# Records supplied
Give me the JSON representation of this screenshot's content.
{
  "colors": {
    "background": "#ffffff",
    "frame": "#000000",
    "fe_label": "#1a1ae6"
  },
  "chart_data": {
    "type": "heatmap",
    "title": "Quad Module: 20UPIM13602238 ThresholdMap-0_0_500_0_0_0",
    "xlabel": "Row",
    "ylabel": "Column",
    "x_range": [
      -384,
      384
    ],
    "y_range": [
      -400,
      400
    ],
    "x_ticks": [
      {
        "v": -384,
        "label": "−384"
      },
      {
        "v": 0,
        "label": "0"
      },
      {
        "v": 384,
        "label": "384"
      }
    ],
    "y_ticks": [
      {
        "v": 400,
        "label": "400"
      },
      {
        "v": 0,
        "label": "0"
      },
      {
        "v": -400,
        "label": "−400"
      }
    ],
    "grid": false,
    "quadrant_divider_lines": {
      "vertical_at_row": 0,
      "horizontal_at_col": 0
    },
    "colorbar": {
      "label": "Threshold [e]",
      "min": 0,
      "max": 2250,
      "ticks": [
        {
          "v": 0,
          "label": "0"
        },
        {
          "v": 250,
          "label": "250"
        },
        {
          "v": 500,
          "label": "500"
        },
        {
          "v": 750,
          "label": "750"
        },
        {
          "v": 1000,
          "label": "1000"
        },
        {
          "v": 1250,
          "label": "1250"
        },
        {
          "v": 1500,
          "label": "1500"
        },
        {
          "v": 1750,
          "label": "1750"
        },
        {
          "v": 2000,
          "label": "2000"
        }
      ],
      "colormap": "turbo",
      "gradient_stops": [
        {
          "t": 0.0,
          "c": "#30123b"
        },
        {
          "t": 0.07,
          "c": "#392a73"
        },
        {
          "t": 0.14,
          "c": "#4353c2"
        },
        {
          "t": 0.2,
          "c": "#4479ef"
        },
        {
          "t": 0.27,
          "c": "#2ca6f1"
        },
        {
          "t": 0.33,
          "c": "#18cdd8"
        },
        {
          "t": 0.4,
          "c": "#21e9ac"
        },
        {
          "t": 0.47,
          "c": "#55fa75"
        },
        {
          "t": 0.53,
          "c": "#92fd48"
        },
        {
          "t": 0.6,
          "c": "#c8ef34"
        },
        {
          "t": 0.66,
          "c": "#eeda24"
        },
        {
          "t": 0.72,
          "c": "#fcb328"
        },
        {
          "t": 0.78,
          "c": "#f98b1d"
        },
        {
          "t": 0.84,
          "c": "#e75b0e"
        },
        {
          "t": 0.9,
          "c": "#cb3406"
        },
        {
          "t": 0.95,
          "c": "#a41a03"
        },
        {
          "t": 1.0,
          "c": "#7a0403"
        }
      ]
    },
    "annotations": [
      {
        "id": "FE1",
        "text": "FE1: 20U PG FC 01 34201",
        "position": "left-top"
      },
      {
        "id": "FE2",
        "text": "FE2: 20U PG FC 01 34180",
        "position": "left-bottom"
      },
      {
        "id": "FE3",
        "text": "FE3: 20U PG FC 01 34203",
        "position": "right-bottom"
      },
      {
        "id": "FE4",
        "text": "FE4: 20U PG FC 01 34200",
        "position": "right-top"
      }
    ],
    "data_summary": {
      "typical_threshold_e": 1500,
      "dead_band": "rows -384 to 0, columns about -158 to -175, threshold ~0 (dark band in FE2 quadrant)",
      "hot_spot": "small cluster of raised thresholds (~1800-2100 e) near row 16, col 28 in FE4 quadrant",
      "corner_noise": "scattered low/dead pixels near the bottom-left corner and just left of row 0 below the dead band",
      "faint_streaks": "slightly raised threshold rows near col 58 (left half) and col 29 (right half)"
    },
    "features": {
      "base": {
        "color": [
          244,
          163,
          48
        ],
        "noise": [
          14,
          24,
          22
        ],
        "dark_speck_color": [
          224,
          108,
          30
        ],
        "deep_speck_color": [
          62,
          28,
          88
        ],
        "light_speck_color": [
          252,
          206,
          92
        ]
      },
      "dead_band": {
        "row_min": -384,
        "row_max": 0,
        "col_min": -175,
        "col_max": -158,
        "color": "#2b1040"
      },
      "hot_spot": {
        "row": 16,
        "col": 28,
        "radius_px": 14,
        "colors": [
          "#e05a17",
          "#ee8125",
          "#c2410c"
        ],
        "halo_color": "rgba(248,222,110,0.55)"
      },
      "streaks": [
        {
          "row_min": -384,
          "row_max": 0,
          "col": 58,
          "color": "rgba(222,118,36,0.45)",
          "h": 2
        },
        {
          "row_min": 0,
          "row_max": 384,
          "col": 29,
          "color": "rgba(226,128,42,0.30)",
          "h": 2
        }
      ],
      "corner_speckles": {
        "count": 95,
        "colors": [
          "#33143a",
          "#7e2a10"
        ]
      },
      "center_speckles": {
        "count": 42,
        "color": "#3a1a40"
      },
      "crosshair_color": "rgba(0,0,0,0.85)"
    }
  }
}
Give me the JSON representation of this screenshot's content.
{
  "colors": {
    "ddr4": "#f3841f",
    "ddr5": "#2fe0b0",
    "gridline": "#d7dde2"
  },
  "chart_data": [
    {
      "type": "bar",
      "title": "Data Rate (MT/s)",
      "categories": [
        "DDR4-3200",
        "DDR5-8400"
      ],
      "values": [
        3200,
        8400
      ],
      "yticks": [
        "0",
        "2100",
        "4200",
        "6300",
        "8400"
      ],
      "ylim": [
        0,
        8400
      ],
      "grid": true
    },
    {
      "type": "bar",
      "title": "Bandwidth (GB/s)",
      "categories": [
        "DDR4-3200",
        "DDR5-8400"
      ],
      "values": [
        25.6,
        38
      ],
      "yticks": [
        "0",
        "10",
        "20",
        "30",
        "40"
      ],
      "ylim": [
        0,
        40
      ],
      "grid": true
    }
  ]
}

# Written request
All the data must be duplicated exactly, with nothing added or removed.

# Task response
Give me the JSON representation of this screenshot's content.
{
  "colors": {
    "background": "#ffffff",
    "frame": "#000000",
    "fe_label": "#1a1ae6"
  },
  "chart_data": {
    "type": "heatmap",
    "title": "Quad Module: 20UPIM13602238 ThresholdMap-0_0_500_0_0_0",
    "xlabel": "Row",
    "ylabel": "Column",
    "x_range": [
      -384,
      384
    ],
    "y_range": [
      -400,
      400
    ],
    "x_ticks": [
      {
        "v": -384,
        "label": "−384"
      },
      {
        "v": 0,
        "label": "0"
      },
      {
        "v": 384,
        "label": "384"
      }
    ],
    "y_ticks": [
      {
        "v": 400,
        "label": "400"
      },
      {
        "v": 0,
        "label": "0"
      },
      {
        "v": -400,
        "label": "−400"
      }
    ],
    "grid": false,
    "quadrant_divider_lines": {
      "vertical_at_row": 0,
      "horizontal_at_col": 0
    },
    "colorbar": {
      "label": "Threshold [e]",
      "min": 0,
      "max": 2250,
      "ticks": [
        {
          "v": 0,
          "label": "0"
        },
        {
          "v": 250,
          "label": "250"
        },
        {
          "v": 500,
          "label": "500"
        },
        {
          "v": 750,
          "label": "750"
        },
        {
          "v": 1000,
          "label": "1000"
        },
        {
          "v": 1250,
          "label": "1250"
        },
        {
          "v": 1500,
          "label": "1500"
        },
        {
          "v": 1750,
          "label": "1750"
        },
        {
          "v": 2000,
          "label": "2000"
        }
      ],
      "colormap": "turbo",
      "gradient_stops": [
        {
          "t": 0.0,
          "c": "#30123b"
        },
        {
          "t": 0.07,
          "c": "#392a73"
        },
        {
          "t": 0.14,
          "c": "#4353c2"
        },
        {
          "t": 0.2,
          "c": "#4479ef"
        },
        {
          "t": 0.27,
          "c": "#2ca6f1"
        },
        {
          "t": 0.33,
          "c": "#18cdd8"
        },
        {
          "t": 0.4,
          "c": "#21e9ac"
        },
        {
          "t": 0.47,
          "c": "#55fa75"
        },
        {
          "t": 0.53,
          "c": "#92fd48"
        },
        {
          "t": 0.6,
          "c": "#c8ef34"
        },
        {
          "t": 0.66,
          "c": "#eeda24"
        },
        {
          "t": 0.72,
          "c": "#fcb328"
        },
        {
          "t": 0.78,
          "c": "#f98b1d"
        },
        {
          "t": 0.84,
          "c": "#e75b0e"
        },
        {
          "t": 0.9,
          "c": "#cb3406"
        },
        {
          "t": 0.95,
          "c": "#a41a03"
        },
        {
          "t": 1.0,
          "c": "#7a0403"
        }
      ]
    },
    "annotations": [
      {
        "id": "FE1",
        "text": "FE1: 20U PG FC 01 34201",
        "position": "left-top"
      },
      {
        "id": "FE2",
        "text": "FE2: 20U PG FC 01 34180",
        "position": "left-bottom"
      },
      {
        "id": "FE3",
        "text": "FE3: 20U PG FC 01 34203",
        "position": "right-bottom"
      },
      {
        "id": "FE4",
        "text": "FE4: 20U PG FC 01 34200",
        "position": "right-top"
      }
    ],
    "data_summary": {
      "typical_threshold_e": 1500,
      "dead_band": "rows -384 to 0, columns about -158 to -175, threshold ~0 (dark band in FE2 quadrant)",
      "hot_spot": "small cluster of raised thresholds (~1800-2100 e) near row 16, col 28 in FE4 quadrant",
      "corner_noise": "scattered low/dead pixels near the bottom-left corner and just left of row 0 below the dead band",
      "faint_streaks": "slightly raised threshold rows near col 58 (left half) and col 29 (right half)"
    },
    "features": {
      "base": {
        "color": [
          244,
          163,
          48
        ],
        "noise": [
          14,
          24,
          22
        ],
        "dark_speck_color": [
          224,
          108,
          30
        ],
        "deep_speck_color": [
          62,
          28,
          88
        ],
        "light_speck_color": [
          252,
          206,
          92
        ]
      },
      "dead_band": {
        "row_min": -384,
        "row_max": 0,
        "col_min": -175,
        "col_max": -158,
        "color": "#2b1040"
      },
      "hot_spot": {
        "row": 16,
        "col": 28,
        "radius_px": 14,
        "colors": [
          "#e05a17",
          "#ee8125",
          "#c2410c"
        ],
        "halo_color": "rgba(248,222,110,0.55)"
      },
      "streaks": [
        {
          "row_min": -384,
          "row_max": 0,
          "col": 58,
          "color": "rgba(222,118,36,0.45)",
          "h": 2
        },
        {
          "row_min": 0,
          "row_max": 384,
          "col": 29,
          "color": "rgba(226,128,42,0.30)",
          "h": 2
        }
      ],
      "corner_speckles": {
        "count": 95,
        "colors": [
          "#33143a",
          "#7e2a10"
        ]
      },
      "center_speckles": {
        "count": 42,
        "color": "#3a1a40"
      },
      "crosshair_color": "rgba(0,0,0,0.85)"
    }
  }
}
Give me the JSON representation of this screenshot's content.
{
  "colors": {
    "ddr4": "#f3841f",
    "ddr5": "#2fe0b0",
    "gridline": "#d7dde2"
  },
  "chart_data": [
    {
      "type": "bar",
      "title": "Data Rate (MT/s)",
      "categories": [
        "DDR4-3200",
        "DDR5-8400"
      ],
      "values": [
        3200,
        8400
      ],
      "yticks": [
        "0",
        "2100",
        "4200",
        "6300",
        "8400"
      ],
      "ylim": [
        0,
        8400
      ],
      "grid": true
    },
    {
      "type": "bar",
      "title": "Bandwidth (GB/s)",
      "categories": [
        "DDR4-3200",
        "DDR5-8400"
      ],
      "values": [
        25.6,
        38
      ],
      "yticks": [
        "0",
        "10",
        "20",
        "30",
        "40"
      ],
      "ylim": [
        0,
        40
      ],
      "grid": true
    }
  ]
}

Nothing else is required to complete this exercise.